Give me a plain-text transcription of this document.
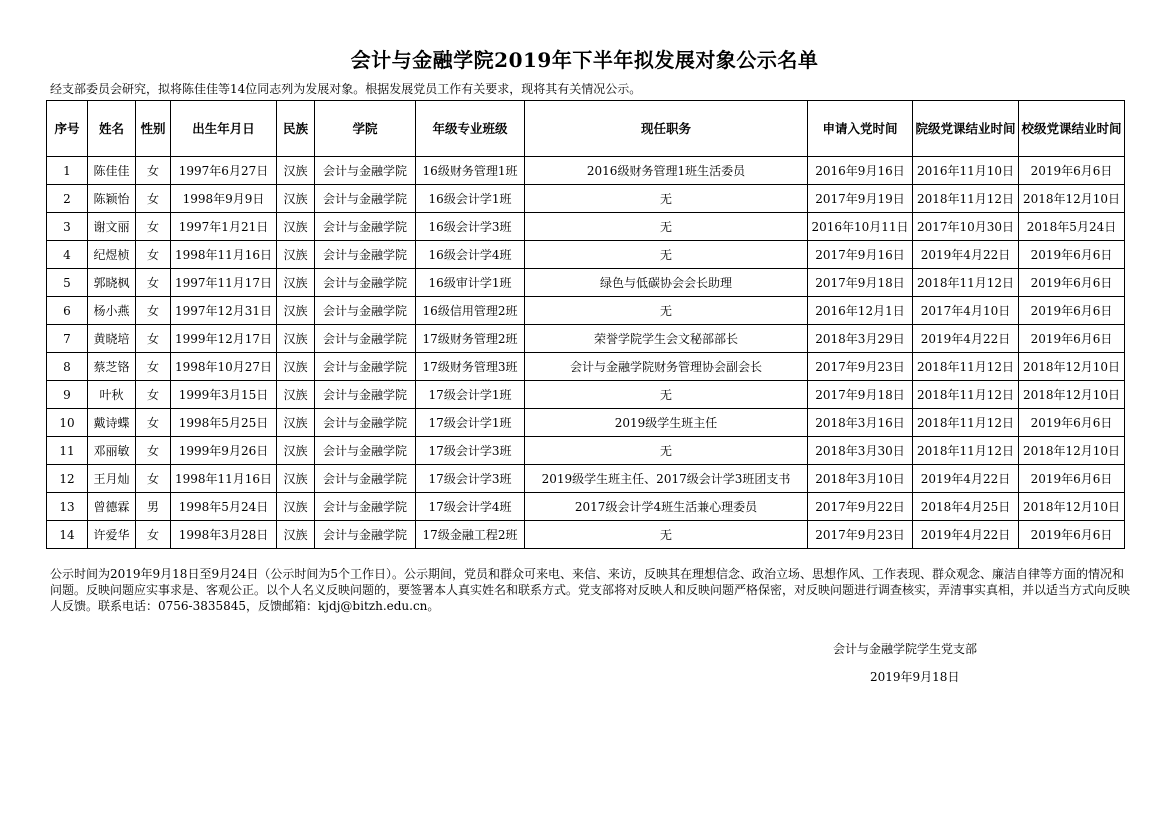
会计与金融学院2019年下半年拟发展对象公示名单
经支部委员会研究，拟将陈佳佳等14位同志列为发展对象。根据发展党员工作有关要求，现将其有关情况公示。
序号	姓名	性别	出生年月日	民族	学院	年级专业班级	现任职务	申请入党时间	院级党课结业时间	校级党课结业时间
1	陈佳佳	女	1997年6月27日	汉族	会计与金融学院	16级财务管理1班	2016级财务管理1班生活委员	2016年9月16日	2016年11月10日	2019年6月6日
2	陈颖怡	女	1998年9月9日	汉族	会计与金融学院	16级会计学1班	无	2017年9月19日	2018年11月12日	2018年12月10日
3	谢文丽	女	1997年1月21日	汉族	会计与金融学院	16级会计学3班	无	2016年10月11日	2017年10月30日	2018年5月24日
4	纪煜桢	女	1998年11月16日	汉族	会计与金融学院	16级会计学4班	无	2017年9月16日	2019年4月22日	2019年6月6日
5	郭晓枫	女	1997年11月17日	汉族	会计与金融学院	16级审计学1班	绿色与低碳协会会长助理	2017年9月18日	2018年11月12日	2019年6月6日
6	杨小燕	女	1997年12月31日	汉族	会计与金融学院	16级信用管理2班	无	2016年12月1日	2017年4月10日	2019年6月6日
7	黄晓培	女	1999年12月17日	汉族	会计与金融学院	17级财务管理2班	荣誉学院学生会文秘部部长	2018年3月29日	2019年4月22日	2019年6月6日
8	蔡芝铬	女	1998年10月27日	汉族	会计与金融学院	17级财务管理3班	会计与金融学院财务管理协会副会长	2017年9月23日	2018年11月12日	2018年12月10日
9	叶秋	女	1999年3月15日	汉族	会计与金融学院	17级会计学1班	无	2017年9月18日	2018年11月12日	2018年12月10日
10	戴诗蝶	女	1998年5月25日	汉族	会计与金融学院	17级会计学1班	2019级学生班主任	2018年3月16日	2018年11月12日	2019年6月6日
11	邓丽敏	女	1999年9月26日	汉族	会计与金融学院	17级会计学3班	无	2018年3月30日	2018年11月12日	2018年12月10日
12	王月灿	女	1998年11月16日	汉族	会计与金融学院	17级会计学3班	2019级学生班主任、2017级会计学3班团支书	2018年3月10日	2019年4月22日	2019年6月6日
13	曾德霖	男	1998年5月24日	汉族	会计与金融学院	17级会计学4班	2017级会计学4班生活兼心理委员	2017年9月22日	2018年4月25日	2018年12月10日
14	许爱华	女	1998年3月28日	汉族	会计与金融学院	17级金融工程2班	无	2017年9月23日	2019年4月22日	2019年6月6日
公示时间为2019年9月18日至9月24日（公示时间为5个工作日）。公示期间，党员和群众可来电、来信、来访，反映其在理想信念、政治立场、思想作风、工作表现、群众观念、廉洁自律等方面的情况和问题。反映问题应实事求是、客观公正。以个人名义反映问题的，要签署本人真实姓名和联系方式。党支部将对反映人和反映问题严格保密，对反映问题进行调查核实，弄清事实真相，并以适当方式向反映人反馈。联系电话：0756-3835845，反馈邮箱：kjdj@bitzh.edu.cn。
会计与金融学院学生党支部
2019年9月18日
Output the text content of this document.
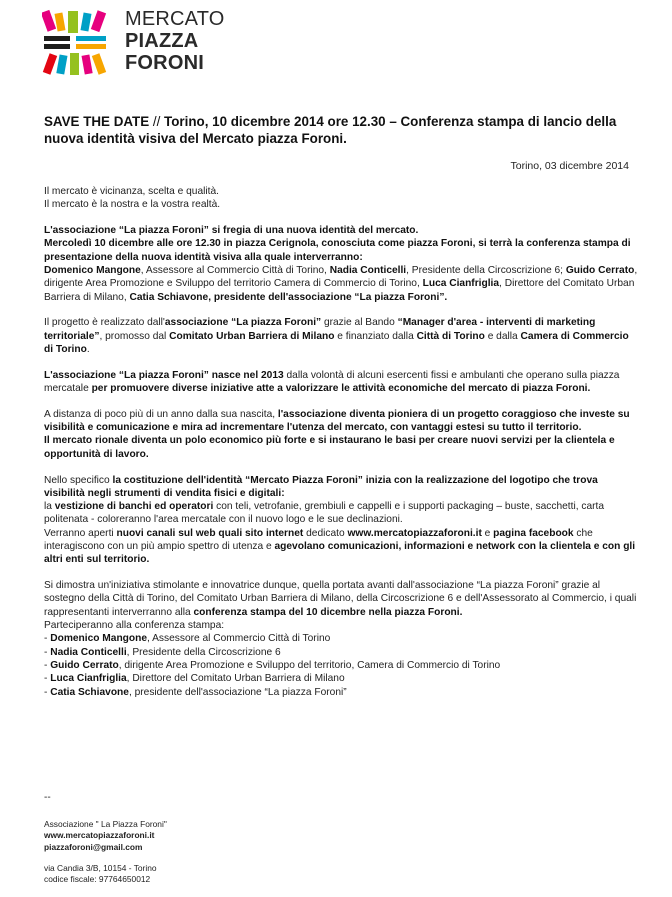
MERCATO
PIAZZA
FORONI
SAVE THE DATE // Torino, 10 dicembre 2014 ore 12.30 – Conferenza stampa di lancio della nuova identità visiva del Mercato piazza Foroni.
Torino, 03 dicembre 2014

Il mercato è vicinanza, scelta e qualità.
Il mercato è la nostra e la vostra realtà.

L'associazione “La piazza Foroni” si fregia di una nuova identità del mercato.
Mercoledì 10 dicembre alle ore 12.30 in piazza Cerignola, conosciuta come piazza Foroni, si terrà la conferenza stampa di presentazione della nuova identità visiva alla quale interverranno:
Domenico Mangone, Assessore al Commercio Città di Torino, Nadia Conticelli, Presidente della Circoscrizione 6; Guido Cerrato, dirigente Area Promozione e Sviluppo del territorio Camera di Commercio di Torino, Luca Cianfriglia, Direttore del Comitato Urban Barriera di Milano, Catia Schiavone, presidente dell'associazione “La piazza Foroni”.

Il progetto è realizzato dall'associazione “La piazza Foroni” grazie al Bando “Manager d'area - interventi di marketing territoriale”, promosso dal Comitato Urban Barriera di Milano e finanziato dalla Città di Torino e dalla Camera di Commercio di Torino.

L'associazione “La piazza Foroni” nasce nel 2013 dalla volontà di alcuni esercenti fissi e ambulanti che operano sulla piazza mercatale per promuovere diverse iniziative atte a valorizzare le attività economiche del mercato di piazza Foroni.

A distanza di poco più di un anno dalla sua nascita, l'associazione diventa pioniera di un progetto coraggioso che investe su visibilità e comunicazione e mira ad incrementare l'utenza del mercato, con vantaggi estesi su tutto il territorio.
Il mercato rionale diventa un polo economico più forte e si instaurano le basi per creare nuovi servizi per la clientela e opportunità di lavoro.

Nello specifico la costituzione dell'identità “Mercato Piazza Foroni” inizia con la realizzazione del logotipo che trova visibilità negli strumenti di vendita fisici e digitali:
la vestizione di banchi ed operatori con teli, vetrofanie, grembiuli e cappelli e i supporti packaging – buste, sacchetti, carta politenata - coloreranno l'area mercatale con il nuovo logo e le sue declinazioni.
Verranno aperti nuovi canali sul web quali sito internet dedicato www.mercatopiazzaforoni.it e pagina facebook che interagiscono con un più ampio spettro di utenza e agevolano comunicazioni, informazioni e network con la clientela e con gli altri enti sul territorio.

Si dimostra un'iniziativa stimolante e innovatrice dunque, quella portata avanti dall'associazione “La piazza Foroni” grazie al sostegno della Città di Torino, del Comitato Urban Barriera di Milano, della Circoscrizione 6 e dell'Assessorato al Commercio, i quali rappresentanti interverranno alla conferenza stampa del 10 dicembre nella piazza Foroni.
Parteciperanno alla conferenza stampa:
- Domenico Mangone, Assessore al Commercio Città di Torino
- Nadia Conticelli, Presidente della Circoscrizione 6
- Guido Cerrato, dirigente Area Promozione e Sviluppo del territorio, Camera di Commercio di Torino
- Luca Cianfriglia, Direttore del Comitato Urban Barriera di Milano
- Catia Schiavone, presidente dell'associazione “La piazza Foroni”

--
Associazione " La Piazza Foroni"
www.mercatopiazzaforoni.it
piazzaforoni@gmail.com
via Candia 3/B, 10154 - Torino
codice fiscale: 97764650012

------------------------

● SHORT PROBLEM: Nothing but the pictures may be dropped; output the records above exactly.

● RESPONSE TO THIS EXERCISE:
Give me a plain-text transcription of this document.
会计与金融学院2019年下半年拟发展对象公示名单
经支部委员会研究，拟将陈佳佳等14位同志列为发展对象。根据发展党员工作有关要求，现将其有关情况公示。
序号	姓名	性别	出生年月日	民族	学院	年级专业班级	现任职务	申请入党时间	院级党课结业时间	校级党课结业时间
1	陈佳佳	女	1997年6月27日	汉族	会计与金融学院	16级财务管理1班	2016级财务管理1班生活委员	2016年9月16日	2016年11月10日	2019年6月6日
2	陈颖怡	女	1998年9月9日	汉族	会计与金融学院	16级会计学1班	无	2017年9月19日	2018年11月12日	2018年12月10日
3	谢文丽	女	1997年1月21日	汉族	会计与金融学院	16级会计学3班	无	2016年10月11日	2017年10月30日	2018年5月24日
4	纪煜桢	女	1998年11月16日	汉族	会计与金融学院	16级会计学4班	无	2017年9月16日	2019年4月22日	2019年6月6日
5	郭晓枫	女	1997年11月17日	汉族	会计与金融学院	16级审计学1班	绿色与低碳协会会长助理	2017年9月18日	2018年11月12日	2019年6月6日
6	杨小燕	女	1997年12月31日	汉族	会计与金融学院	16级信用管理2班	无	2016年12月1日	2017年4月10日	2019年6月6日
7	黄晓培	女	1999年12月17日	汉族	会计与金融学院	17级财务管理2班	荣誉学院学生会文秘部部长	2018年3月29日	2019年4月22日	2019年6月6日
8	蔡芝铬	女	1998年10月27日	汉族	会计与金融学院	17级财务管理3班	会计与金融学院财务管理协会副会长	2017年9月23日	2018年11月12日	2018年12月10日
9	叶秋	女	1999年3月15日	汉族	会计与金融学院	17级会计学1班	无	2017年9月18日	2018年11月12日	2018年12月10日
10	戴诗蝶	女	1998年5月25日	汉族	会计与金融学院	17级会计学1班	2019级学生班主任	2018年3月16日	2018年11月12日	2019年6月6日
11	邓丽敏	女	1999年9月26日	汉族	会计与金融学院	17级会计学3班	无	2018年3月30日	2018年11月12日	2018年12月10日
12	王月灿	女	1998年11月16日	汉族	会计与金融学院	17级会计学3班	2019级学生班主任、2017级会计学3班团支书	2018年3月10日	2019年4月22日	2019年6月6日
13	曾德霖	男	1998年5月24日	汉族	会计与金融学院	17级会计学4班	2017级会计学4班生活兼心理委员	2017年9月22日	2018年4月25日	2018年12月10日
14	许爱华	女	1998年3月28日	汉族	会计与金融学院	17级金融工程2班	无	2017年9月23日	2019年4月22日	2019年6月6日
公示时间为2019年9月18日至9月24日（公示时间为5个工作日）。公示期间，党员和群众可来电、来信、来访，反映其在理想信念、政治立场、思想作风、工作表现、群众观念、廉洁自律等方面的情况和问题。反映问题应实事求是、客观公正。以个人名义反映问题的，要签署本人真实姓名和联系方式。党支部将对反映人和反映问题严格保密，对反映问题进行调查核实，弄清事实真相，并以适当方式向反映人反馈。联系电话：0756-3835845，反馈邮箱：kjdj@bitzh.edu.cn。
会计与金融学院学生党支部
2019年9月18日
Output the text content of this document.
MERCATO
PIAZZA
FORONI
SAVE THE DATE // Torino, 10 dicembre 2014 ore 12.30 – Conferenza stampa di lancio della nuova identità visiva del Mercato piazza Foroni.
Torino, 03 dicembre 2014

Il mercato è vicinanza, scelta e qualità.
Il mercato è la nostra e la vostra realtà.

L'associazione “La piazza Foroni” si fregia di una nuova identità del mercato.
Mercoledì 10 dicembre alle ore 12.30 in piazza Cerignola, conosciuta come piazza Foroni, si terrà la conferenza stampa di presentazione della nuova identità visiva alla quale interverranno:
Domenico Mangone, Assessore al Commercio Città di Torino, Nadia Conticelli, Presidente della Circoscrizione 6; Guido Cerrato, dirigente Area Promozione e Sviluppo del territorio Camera di Commercio di Torino, Luca Cianfriglia, Direttore del Comitato Urban Barriera di Milano, Catia Schiavone, presidente dell'associazione “La piazza Foroni”.

Il progetto è realizzato dall'associazione “La piazza Foroni” grazie al Bando “Manager d'area - interventi di marketing territoriale”, promosso dal Comitato Urban Barriera di Milano e finanziato dalla Città di Torino e dalla Camera di Commercio di Torino.

L'associazione “La piazza Foroni” nasce nel 2013 dalla volontà di alcuni esercenti fissi e ambulanti che operano sulla piazza mercatale per promuovere diverse iniziative atte a valorizzare le attività economiche del mercato di piazza Foroni.

A distanza di poco più di un anno dalla sua nascita, l'associazione diventa pioniera di un progetto coraggioso che investe su visibilità e comunicazione e mira ad incrementare l'utenza del mercato, con vantaggi estesi su tutto il territorio.
Il mercato rionale diventa un polo economico più forte e si instaurano le basi per creare nuovi servizi per la clientela e opportunità di lavoro.

Nello specifico la costituzione dell'identità “Mercato Piazza Foroni” inizia con la realizzazione del logotipo che trova visibilità negli strumenti di vendita fisici e digitali:
la vestizione di banchi ed operatori con teli, vetrofanie, grembiuli e cappelli e i supporti packaging – buste, sacchetti, carta politenata - coloreranno l'area mercatale con il nuovo logo e le sue declinazioni.
Verranno aperti nuovi canali sul web quali sito internet dedicato www.mercatopiazzaforoni.it e pagina facebook che interagiscono con un più ampio spettro di utenza e agevolano comunicazioni, informazioni e network con la clientela e con gli altri enti sul territorio.

Si dimostra un'iniziativa stimolante e innovatrice dunque, quella portata avanti dall'associazione “La piazza Foroni” grazie al sostegno della Città di Torino, del Comitato Urban Barriera di Milano, della Circoscrizione 6 e dell'Assessorato al Commercio, i quali rappresentanti interverranno alla conferenza stampa del 10 dicembre nella piazza Foroni.
Parteciperanno alla conferenza stampa:
- Domenico Mangone, Assessore al Commercio Città di Torino
- Nadia Conticelli, Presidente della Circoscrizione 6
- Guido Cerrato, dirigente Area Promozione e Sviluppo del territorio, Camera di Commercio di Torino
- Luca Cianfriglia, Direttore del Comitato Urban Barriera di Milano
- Catia Schiavone, presidente dell'associazione “La piazza Foroni”

--
Associazione " La Piazza Foroni"
www.mercatopiazzaforoni.it
piazzaforoni@gmail.com
via Candia 3/B, 10154 - Torino
codice fiscale: 97764650012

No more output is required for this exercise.